begin Material for the task

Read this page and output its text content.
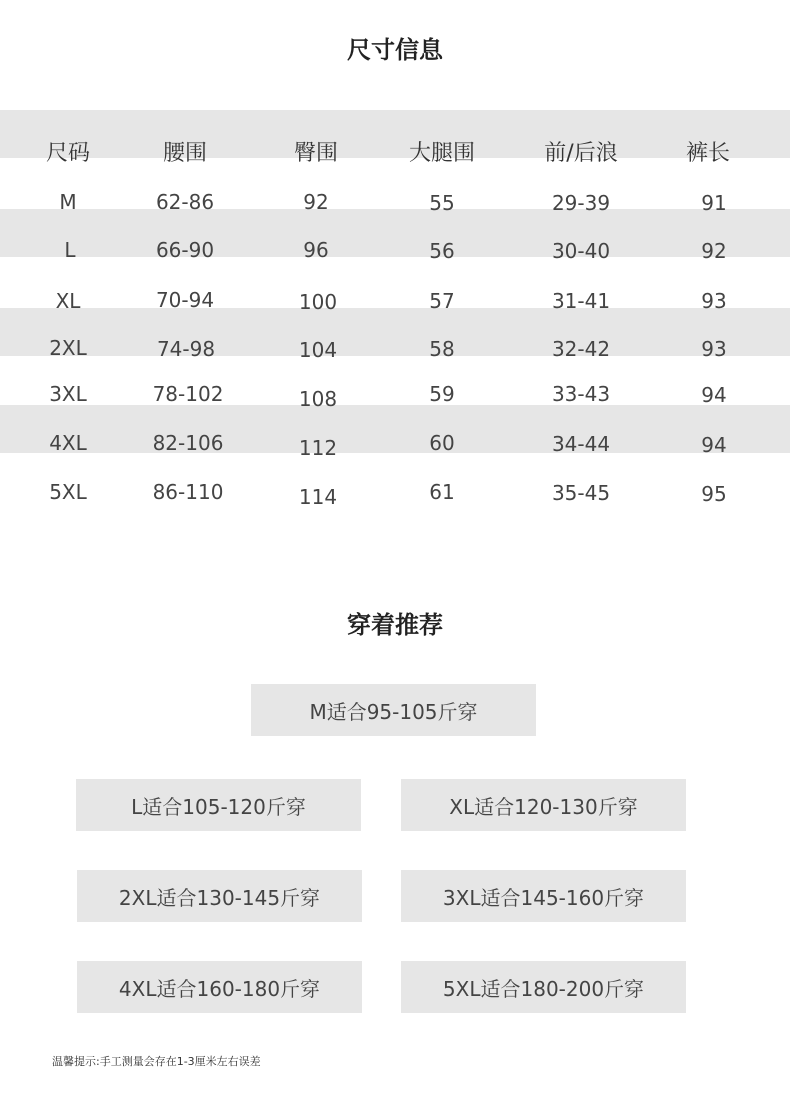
尺寸信息
尺码	腰围	臀围	大腿围	前/后浪	裤长
M	62-86	92	55	29-39	91
L	66-90	96	56	30-40	92
XL	70-94	100	57	31-41	93
2XL	74-98	104	58	32-42	93
3XL	78-102	108	59	33-43	94
4XL	82-106	112	60	34-44	94
5XL	86-110	114	61	35-45	95
穿着推荐
M适合95-105斤穿
L适合105-120斤穿	XL适合120-130斤穿
2XL适合130-145斤穿	3XL适合145-160斤穿
4XL适合160-180斤穿	5XL适合180-200斤穿
温馨提示:手工测量会存在1-3厘米左右误差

end Material for the task

Stated goal: Repeat the lines above exactly, and keep every picture out.

The output:
Read this page and output its text content.
尺寸信息
尺码	腰围	臀围	大腿围	前/后浪	裤长
M	62-86	92	55	29-39	91
L	66-90	96	56	30-40	92
XL	70-94	100	57	31-41	93
2XL	74-98	104	58	32-42	93
3XL	78-102	108	59	33-43	94
4XL	82-106	112	60	34-44	94
5XL	86-110	114	61	35-45	95
穿着推荐
M适合95-105斤穿
L适合105-120斤穿	XL适合120-130斤穿
2XL适合130-145斤穿	3XL适合145-160斤穿
4XL适合160-180斤穿	5XL适合180-200斤穿
温馨提示:手工测量会存在1-3厘米左右误差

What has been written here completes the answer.